WHAT IS BEING ASKED: Starting at the line that contains "Read this page and output its text content.", quote each line exactly through the last line of the entries, both included.

ENTRIES SUPPLIED:
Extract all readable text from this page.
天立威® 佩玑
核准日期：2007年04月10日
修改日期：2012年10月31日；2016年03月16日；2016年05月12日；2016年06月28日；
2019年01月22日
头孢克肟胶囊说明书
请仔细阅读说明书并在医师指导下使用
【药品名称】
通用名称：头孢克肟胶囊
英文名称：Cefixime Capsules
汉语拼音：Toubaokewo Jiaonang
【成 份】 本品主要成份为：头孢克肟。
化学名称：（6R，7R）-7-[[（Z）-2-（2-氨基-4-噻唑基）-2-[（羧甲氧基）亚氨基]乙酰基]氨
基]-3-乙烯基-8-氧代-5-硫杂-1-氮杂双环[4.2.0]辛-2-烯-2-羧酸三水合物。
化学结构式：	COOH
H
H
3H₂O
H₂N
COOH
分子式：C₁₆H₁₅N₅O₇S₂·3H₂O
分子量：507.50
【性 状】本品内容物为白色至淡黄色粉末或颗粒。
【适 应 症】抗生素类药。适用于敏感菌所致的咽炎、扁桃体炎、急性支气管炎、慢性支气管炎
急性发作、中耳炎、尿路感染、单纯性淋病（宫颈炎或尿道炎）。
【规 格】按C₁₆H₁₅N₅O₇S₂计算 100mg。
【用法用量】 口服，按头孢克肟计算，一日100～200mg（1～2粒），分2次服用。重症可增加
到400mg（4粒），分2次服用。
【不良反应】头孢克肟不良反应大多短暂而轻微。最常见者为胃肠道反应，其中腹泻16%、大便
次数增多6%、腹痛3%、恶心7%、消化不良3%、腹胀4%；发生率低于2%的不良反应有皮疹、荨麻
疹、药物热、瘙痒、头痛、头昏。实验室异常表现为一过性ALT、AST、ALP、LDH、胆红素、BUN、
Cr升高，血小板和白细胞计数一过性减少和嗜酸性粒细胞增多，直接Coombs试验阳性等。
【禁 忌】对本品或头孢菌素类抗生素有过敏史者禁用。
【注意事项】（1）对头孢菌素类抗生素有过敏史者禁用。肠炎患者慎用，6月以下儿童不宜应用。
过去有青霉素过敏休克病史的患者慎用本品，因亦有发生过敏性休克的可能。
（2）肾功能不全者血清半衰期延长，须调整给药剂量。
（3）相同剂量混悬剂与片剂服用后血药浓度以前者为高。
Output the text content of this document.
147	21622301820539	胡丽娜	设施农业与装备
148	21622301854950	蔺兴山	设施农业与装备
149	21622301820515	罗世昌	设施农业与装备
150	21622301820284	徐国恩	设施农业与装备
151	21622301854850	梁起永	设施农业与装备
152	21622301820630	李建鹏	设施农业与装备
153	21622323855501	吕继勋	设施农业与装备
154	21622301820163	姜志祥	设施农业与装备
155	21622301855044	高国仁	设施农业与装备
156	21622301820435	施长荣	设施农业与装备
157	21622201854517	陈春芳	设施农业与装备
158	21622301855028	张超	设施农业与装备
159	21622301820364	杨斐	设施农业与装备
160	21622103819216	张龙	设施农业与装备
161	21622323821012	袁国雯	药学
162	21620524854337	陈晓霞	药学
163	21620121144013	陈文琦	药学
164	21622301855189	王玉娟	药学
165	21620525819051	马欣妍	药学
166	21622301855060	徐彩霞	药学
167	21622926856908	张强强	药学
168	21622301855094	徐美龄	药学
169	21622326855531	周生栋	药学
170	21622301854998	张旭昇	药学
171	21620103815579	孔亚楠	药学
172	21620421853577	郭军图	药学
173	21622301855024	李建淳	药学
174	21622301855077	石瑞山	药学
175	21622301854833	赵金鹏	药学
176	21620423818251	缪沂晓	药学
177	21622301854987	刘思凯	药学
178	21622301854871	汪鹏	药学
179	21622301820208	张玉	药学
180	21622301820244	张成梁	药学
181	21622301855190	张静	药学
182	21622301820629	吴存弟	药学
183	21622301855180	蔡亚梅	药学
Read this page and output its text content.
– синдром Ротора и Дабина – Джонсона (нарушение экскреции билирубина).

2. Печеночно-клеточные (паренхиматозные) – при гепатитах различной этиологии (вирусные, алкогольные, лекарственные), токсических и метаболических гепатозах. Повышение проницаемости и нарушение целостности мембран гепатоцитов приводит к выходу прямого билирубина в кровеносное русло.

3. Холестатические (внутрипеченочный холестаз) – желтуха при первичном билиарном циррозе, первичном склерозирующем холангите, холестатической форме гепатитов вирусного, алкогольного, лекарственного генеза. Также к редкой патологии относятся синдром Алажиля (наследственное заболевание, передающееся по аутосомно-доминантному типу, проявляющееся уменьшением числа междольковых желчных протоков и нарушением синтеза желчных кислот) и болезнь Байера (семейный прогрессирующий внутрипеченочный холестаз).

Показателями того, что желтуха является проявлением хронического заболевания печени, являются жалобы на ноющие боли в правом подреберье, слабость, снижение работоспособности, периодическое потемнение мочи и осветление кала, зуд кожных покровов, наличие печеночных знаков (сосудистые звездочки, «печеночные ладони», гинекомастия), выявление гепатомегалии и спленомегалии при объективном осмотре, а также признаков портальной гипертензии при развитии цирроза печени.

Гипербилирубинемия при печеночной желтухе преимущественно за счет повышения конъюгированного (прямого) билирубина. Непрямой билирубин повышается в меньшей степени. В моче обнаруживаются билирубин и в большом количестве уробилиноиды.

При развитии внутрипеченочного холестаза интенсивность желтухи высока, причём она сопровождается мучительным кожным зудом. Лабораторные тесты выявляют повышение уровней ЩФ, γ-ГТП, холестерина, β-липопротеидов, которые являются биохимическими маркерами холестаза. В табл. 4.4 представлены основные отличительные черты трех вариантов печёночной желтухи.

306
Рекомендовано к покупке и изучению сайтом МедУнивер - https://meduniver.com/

OUTPUT FOR THIS EXERCISE:
Read this page and output its text content.
– синдром Ротора и Дабина – Джонсона (нарушение экскреции билирубина).

2. Печеночно-клеточные (паренхиматозные) – при гепатитах различной этиологии (вирусные, алкогольные, лекарственные), токсических и метаболических гепатозах. Повышение проницаемости и нарушение целостности мембран гепатоцитов приводит к выходу прямого билирубина в кровеносное русло.

3. Холестатические (внутрипеченочный холестаз) – желтуха при первичном билиарном циррозе, первичном склерозирующем холангите, холестатической форме гепатитов вирусного, алкогольного, лекарственного генеза. Также к редкой патологии относятся синдром Алажиля (наследственное заболевание, передающееся по аутосомно-доминантному типу, проявляющееся уменьшением числа междольковых желчных протоков и нарушением синтеза желчных кислот) и болезнь Байера (семейный прогрессирующий внутрипеченочный холестаз).

Показателями того, что желтуха является проявлением хронического заболевания печени, являются жалобы на ноющие боли в правом подреберье, слабость, снижение работоспособности, периодическое потемнение мочи и осветление кала, зуд кожных покровов, наличие печеночных знаков (сосудистые звездочки, «печеночные ладони», гинекомастия), выявление гепатомегалии и спленомегалии при объективном осмотре, а также признаков портальной гипертензии при развитии цирроза печени.

Гипербилирубинемия при печеночной желтухе преимущественно за счет повышения конъюгированного (прямого) билирубина. Непрямой билирубин повышается в меньшей степени. В моче обнаруживаются билирубин и в большом количестве уробилиноиды.

При развитии внутрипеченочного холестаза интенсивность желтухи высока, причём она сопровождается мучительным кожным зудом. Лабораторные тесты выявляют повышение уровней ЩФ, γ-ГТП, холестерина, β-липопротеидов, которые являются биохимическими маркерами холестаза. В табл. 4.4 представлены основные отличительные черты трех вариантов печёночной желтухи.

306
Рекомендовано к покупке и изучению сайтом МедУнивер - https://meduniver.com/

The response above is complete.